→ Given records
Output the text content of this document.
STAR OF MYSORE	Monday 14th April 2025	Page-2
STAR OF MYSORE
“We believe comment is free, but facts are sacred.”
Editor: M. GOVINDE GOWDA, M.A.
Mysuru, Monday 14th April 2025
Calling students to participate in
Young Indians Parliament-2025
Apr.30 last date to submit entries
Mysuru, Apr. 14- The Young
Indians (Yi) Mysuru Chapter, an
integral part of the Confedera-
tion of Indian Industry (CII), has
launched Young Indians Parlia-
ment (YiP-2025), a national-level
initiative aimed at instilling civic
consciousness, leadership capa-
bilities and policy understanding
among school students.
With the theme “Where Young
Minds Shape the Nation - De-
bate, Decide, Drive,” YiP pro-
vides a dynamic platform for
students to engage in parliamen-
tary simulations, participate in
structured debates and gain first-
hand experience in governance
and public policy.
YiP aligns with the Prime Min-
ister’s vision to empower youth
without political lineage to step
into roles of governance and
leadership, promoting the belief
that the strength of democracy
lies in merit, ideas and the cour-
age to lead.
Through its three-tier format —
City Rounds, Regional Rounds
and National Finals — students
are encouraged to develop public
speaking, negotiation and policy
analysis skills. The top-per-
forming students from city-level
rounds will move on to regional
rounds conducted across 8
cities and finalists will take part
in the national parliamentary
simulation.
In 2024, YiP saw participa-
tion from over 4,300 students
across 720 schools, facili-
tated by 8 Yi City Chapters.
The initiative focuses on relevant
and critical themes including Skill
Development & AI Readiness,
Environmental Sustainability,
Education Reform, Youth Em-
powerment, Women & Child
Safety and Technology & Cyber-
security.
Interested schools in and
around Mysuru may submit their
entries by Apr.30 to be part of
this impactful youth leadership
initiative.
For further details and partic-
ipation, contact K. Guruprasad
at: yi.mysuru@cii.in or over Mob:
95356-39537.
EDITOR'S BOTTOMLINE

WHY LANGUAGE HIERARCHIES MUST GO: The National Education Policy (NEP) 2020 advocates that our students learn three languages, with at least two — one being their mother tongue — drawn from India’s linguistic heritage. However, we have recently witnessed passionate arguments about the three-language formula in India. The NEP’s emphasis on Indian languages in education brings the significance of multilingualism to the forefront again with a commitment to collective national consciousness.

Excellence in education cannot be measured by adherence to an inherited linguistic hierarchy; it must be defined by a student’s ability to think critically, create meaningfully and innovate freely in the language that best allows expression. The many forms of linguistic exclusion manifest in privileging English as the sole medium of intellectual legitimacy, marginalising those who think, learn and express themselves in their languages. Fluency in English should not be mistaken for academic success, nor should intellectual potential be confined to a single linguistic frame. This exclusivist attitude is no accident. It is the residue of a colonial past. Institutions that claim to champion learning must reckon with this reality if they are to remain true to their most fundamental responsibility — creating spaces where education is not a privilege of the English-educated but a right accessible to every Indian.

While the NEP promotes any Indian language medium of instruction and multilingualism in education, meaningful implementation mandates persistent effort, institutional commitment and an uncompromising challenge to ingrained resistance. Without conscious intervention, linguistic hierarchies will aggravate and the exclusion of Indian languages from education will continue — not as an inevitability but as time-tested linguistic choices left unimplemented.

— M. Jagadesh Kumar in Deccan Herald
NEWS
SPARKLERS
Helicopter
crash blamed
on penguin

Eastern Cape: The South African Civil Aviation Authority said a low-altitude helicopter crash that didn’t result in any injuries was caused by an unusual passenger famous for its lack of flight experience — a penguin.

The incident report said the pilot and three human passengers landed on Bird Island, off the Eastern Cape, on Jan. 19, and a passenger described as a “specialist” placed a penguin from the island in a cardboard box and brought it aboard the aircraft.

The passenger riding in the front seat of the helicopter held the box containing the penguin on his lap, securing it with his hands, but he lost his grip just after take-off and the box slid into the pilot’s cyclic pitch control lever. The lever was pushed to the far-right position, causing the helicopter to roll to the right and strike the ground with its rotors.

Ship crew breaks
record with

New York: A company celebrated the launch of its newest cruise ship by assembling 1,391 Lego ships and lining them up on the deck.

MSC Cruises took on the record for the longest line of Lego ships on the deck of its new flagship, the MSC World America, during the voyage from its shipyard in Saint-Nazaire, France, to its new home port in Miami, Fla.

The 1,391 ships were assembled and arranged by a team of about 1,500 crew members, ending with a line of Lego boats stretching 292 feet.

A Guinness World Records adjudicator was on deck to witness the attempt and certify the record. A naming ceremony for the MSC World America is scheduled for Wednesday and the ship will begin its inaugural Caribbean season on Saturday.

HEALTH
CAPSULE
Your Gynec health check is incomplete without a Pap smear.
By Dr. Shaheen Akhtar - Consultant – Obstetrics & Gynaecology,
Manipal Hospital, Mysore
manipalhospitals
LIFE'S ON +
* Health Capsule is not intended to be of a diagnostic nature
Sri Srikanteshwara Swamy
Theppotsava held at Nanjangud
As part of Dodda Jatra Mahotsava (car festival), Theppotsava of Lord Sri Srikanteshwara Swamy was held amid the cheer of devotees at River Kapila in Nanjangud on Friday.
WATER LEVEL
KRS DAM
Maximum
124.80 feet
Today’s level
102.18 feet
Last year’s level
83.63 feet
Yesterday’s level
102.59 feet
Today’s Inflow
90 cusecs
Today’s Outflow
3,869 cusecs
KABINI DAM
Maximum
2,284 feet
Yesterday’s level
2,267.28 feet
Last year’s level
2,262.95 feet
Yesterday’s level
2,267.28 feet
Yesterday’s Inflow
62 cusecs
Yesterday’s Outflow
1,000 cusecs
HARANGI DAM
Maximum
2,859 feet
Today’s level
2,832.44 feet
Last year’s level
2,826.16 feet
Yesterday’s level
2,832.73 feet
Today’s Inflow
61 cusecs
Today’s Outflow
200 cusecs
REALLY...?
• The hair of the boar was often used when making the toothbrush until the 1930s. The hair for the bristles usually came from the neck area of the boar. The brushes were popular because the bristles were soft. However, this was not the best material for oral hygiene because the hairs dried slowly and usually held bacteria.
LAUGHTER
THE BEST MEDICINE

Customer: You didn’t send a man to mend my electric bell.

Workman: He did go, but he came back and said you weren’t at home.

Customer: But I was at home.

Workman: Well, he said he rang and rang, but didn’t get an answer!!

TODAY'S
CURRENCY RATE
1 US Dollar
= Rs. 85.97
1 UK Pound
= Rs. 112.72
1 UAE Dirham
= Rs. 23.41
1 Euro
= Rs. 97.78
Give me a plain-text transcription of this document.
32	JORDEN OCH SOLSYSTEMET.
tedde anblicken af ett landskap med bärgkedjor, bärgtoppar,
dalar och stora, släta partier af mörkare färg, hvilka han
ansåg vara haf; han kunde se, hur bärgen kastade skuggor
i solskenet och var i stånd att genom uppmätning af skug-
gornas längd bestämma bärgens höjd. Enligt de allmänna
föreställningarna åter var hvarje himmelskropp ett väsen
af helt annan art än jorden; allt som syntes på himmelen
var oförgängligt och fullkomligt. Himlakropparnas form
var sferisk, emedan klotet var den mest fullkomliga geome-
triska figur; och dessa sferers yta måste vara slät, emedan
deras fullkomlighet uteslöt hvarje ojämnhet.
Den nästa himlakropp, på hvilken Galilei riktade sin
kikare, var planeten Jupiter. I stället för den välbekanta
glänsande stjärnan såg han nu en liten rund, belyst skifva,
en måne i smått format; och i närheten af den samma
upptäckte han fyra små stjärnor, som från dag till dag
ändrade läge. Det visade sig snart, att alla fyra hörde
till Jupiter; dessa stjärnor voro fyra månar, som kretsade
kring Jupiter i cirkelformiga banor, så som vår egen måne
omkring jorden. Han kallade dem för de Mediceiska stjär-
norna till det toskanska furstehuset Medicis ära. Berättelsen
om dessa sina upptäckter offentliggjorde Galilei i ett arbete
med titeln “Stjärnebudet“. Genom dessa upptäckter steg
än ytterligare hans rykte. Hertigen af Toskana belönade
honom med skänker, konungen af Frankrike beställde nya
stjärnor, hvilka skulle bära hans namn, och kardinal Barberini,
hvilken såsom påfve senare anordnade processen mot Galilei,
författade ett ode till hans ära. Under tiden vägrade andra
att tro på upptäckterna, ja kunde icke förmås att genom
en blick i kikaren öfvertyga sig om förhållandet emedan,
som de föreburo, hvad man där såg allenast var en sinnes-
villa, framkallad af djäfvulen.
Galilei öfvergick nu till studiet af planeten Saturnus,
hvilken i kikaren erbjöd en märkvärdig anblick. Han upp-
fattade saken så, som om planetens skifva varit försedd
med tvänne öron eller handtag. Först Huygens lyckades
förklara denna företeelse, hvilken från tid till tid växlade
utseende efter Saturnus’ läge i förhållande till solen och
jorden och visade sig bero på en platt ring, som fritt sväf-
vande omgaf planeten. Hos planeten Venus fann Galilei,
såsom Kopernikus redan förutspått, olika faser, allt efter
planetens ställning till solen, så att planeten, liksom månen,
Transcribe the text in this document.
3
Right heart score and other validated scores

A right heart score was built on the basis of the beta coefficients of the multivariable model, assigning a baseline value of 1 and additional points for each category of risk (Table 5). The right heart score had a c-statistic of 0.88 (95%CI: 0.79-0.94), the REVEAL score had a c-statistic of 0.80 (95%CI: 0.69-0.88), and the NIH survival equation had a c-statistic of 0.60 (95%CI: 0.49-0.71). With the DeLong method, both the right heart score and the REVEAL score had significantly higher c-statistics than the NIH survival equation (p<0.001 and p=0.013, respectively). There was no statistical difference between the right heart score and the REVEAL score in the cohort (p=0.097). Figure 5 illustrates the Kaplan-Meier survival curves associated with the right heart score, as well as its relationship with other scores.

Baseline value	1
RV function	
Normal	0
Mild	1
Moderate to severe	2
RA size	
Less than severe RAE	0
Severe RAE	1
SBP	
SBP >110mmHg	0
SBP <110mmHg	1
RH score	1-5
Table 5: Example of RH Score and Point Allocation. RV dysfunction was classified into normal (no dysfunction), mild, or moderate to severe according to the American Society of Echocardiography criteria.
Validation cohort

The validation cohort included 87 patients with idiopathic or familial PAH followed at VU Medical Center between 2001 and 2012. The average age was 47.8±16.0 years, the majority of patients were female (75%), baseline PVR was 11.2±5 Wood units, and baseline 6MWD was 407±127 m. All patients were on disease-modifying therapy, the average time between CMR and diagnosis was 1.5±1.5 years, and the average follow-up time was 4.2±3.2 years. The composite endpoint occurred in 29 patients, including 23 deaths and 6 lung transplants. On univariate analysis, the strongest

→ Work order
Copy out exactly the lines that run from the one holding "Transcribe the text in this document." through the end of the data above.

→ Final answer
Transcribe the text in this document.
3
Right heart score and other validated scores

A right heart score was built on the basis of the beta coefficients of the multivariable model, assigning a baseline value of 1 and additional points for each category of risk (Table 5). The right heart score had a c-statistic of 0.88 (95%CI: 0.79-0.94), the REVEAL score had a c-statistic of 0.80 (95%CI: 0.69-0.88), and the NIH survival equation had a c-statistic of 0.60 (95%CI: 0.49-0.71). With the DeLong method, both the right heart score and the REVEAL score had significantly higher c-statistics than the NIH survival equation (p<0.001 and p=0.013, respectively). There was no statistical difference between the right heart score and the REVEAL score in the cohort (p=0.097). Figure 5 illustrates the Kaplan-Meier survival curves associated with the right heart score, as well as its relationship with other scores.

Baseline value	1
RV function	
Normal	0
Mild	1
Moderate to severe	2
RA size	
Less than severe RAE	0
Severe RAE	1
SBP	
SBP >110mmHg	0
SBP <110mmHg	1
RH score	1-5
Table 5: Example of RH Score and Point Allocation. RV dysfunction was classified into normal (no dysfunction), mild, or moderate to severe according to the American Society of Echocardiography criteria.
Validation cohort

The validation cohort included 87 patients with idiopathic or familial PAH followed at VU Medical Center between 2001 and 2012. The average age was 47.8±16.0 years, the majority of patients were female (75%), baseline PVR was 11.2±5 Wood units, and baseline 6MWD was 407±127 m. All patients were on disease-modifying therapy, the average time between CMR and diagnosis was 1.5±1.5 years, and the average follow-up time was 4.2±3.2 years. The composite endpoint occurred in 29 patients, including 23 deaths and 6 lung transplants. On univariate analysis, the strongest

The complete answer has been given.